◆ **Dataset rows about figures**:
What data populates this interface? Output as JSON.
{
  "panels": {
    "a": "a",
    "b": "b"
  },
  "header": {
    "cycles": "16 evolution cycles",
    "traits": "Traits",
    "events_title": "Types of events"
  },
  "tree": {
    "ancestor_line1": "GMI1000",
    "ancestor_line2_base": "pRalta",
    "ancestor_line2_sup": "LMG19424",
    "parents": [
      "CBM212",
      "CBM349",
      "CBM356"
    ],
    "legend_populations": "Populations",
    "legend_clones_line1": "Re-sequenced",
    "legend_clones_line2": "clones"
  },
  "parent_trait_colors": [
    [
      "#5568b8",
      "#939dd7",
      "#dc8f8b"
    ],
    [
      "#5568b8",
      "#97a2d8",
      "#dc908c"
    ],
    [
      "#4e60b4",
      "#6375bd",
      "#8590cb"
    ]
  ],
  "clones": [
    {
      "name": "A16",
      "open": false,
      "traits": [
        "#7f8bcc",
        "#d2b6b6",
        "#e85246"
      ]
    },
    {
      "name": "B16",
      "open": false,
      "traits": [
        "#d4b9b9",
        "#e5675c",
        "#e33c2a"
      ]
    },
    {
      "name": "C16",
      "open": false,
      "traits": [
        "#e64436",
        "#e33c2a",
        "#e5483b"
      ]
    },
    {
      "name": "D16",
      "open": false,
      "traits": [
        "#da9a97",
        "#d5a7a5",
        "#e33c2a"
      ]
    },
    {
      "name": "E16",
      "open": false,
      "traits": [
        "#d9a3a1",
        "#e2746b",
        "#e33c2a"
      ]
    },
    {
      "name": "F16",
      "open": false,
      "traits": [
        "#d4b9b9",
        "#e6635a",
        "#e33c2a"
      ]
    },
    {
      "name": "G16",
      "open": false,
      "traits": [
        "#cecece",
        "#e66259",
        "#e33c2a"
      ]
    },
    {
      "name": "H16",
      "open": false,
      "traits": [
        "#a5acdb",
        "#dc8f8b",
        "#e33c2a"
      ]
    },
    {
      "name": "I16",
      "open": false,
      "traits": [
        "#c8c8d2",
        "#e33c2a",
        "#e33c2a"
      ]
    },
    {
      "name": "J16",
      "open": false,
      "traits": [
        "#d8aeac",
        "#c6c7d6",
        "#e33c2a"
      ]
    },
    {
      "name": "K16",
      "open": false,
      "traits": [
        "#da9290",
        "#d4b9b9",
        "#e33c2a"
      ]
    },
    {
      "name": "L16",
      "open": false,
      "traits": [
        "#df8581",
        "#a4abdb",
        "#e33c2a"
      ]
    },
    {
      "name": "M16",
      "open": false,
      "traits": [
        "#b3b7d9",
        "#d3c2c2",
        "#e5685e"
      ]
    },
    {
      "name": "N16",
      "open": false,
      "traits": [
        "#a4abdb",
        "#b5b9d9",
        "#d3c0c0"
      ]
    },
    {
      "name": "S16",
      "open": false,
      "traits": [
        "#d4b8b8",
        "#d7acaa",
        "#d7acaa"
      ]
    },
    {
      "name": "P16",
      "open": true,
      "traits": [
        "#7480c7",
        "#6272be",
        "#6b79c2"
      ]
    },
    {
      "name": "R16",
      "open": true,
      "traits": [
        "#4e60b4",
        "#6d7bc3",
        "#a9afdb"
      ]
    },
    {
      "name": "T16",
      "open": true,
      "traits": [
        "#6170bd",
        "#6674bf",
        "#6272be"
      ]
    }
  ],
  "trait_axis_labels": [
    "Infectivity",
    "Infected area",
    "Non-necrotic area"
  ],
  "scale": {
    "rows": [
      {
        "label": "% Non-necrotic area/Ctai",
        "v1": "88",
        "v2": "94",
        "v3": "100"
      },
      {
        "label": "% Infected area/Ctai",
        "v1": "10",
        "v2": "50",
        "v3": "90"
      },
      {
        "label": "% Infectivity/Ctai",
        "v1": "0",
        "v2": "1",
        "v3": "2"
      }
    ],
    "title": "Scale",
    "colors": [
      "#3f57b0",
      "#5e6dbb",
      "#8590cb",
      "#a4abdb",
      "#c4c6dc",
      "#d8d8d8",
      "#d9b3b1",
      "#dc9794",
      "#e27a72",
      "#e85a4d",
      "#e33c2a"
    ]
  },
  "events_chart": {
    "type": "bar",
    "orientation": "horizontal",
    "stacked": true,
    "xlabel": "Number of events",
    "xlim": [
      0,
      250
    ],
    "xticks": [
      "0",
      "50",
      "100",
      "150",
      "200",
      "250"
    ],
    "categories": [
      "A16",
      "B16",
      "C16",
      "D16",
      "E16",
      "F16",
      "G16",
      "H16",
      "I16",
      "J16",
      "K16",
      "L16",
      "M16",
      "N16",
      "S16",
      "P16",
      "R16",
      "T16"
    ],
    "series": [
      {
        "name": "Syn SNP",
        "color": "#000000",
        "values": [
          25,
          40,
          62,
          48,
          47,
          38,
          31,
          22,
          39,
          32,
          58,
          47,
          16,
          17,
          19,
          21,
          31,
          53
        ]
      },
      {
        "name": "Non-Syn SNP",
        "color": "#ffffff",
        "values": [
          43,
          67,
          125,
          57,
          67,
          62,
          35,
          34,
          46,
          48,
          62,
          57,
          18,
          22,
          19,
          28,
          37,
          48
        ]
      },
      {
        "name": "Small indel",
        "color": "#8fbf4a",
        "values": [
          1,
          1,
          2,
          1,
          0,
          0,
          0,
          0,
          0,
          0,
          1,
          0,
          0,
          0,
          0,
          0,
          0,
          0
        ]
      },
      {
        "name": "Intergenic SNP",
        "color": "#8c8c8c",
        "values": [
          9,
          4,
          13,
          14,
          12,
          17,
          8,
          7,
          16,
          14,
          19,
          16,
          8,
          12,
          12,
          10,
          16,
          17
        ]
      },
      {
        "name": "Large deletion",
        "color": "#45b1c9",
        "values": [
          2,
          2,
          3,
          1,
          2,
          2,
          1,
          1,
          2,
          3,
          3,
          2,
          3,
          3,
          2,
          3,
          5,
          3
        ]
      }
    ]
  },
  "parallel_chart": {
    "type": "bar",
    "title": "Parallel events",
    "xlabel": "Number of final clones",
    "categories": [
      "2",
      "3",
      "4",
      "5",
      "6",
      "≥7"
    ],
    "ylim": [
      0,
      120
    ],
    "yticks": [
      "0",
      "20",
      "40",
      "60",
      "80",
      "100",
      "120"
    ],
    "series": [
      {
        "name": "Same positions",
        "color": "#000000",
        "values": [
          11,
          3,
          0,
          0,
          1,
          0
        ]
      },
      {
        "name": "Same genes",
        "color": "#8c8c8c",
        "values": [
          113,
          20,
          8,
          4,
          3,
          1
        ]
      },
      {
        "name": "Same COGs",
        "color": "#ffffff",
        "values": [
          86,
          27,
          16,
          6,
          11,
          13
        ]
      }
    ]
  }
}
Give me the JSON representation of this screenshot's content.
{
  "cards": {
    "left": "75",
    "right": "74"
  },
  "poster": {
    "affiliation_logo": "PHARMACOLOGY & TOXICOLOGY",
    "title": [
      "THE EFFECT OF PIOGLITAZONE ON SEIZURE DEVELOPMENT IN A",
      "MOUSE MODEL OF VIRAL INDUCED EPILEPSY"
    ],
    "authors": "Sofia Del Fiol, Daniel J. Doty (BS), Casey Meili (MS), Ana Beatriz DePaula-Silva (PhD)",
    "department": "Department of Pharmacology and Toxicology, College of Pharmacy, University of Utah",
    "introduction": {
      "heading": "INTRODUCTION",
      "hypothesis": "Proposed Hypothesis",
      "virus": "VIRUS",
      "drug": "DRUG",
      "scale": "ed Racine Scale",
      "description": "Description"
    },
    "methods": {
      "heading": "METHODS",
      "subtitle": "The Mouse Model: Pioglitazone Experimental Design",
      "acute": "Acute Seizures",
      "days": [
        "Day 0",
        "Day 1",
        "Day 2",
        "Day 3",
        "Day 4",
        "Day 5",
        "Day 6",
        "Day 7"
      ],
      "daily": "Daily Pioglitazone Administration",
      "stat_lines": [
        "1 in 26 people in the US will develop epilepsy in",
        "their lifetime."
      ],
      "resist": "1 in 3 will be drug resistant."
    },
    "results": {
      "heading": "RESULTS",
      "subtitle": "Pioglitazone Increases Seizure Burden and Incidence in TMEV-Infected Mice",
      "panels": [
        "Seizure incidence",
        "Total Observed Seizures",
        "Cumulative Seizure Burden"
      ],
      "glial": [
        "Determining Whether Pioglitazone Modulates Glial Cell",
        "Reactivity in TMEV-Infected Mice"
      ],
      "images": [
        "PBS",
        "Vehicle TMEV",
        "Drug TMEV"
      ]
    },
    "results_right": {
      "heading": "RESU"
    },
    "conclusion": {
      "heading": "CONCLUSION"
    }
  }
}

◆ **ACTIVITY**: Pull from the data each line where the string "Mice" turns up.

◆ **SOLUTION FOR THIS EXERCISE**:
      "subtitle": "Pioglitazone Increases Seizure Burden and Incidence in TMEV-Infected Mice",
        "Reactivity in TMEV-Infected Mice"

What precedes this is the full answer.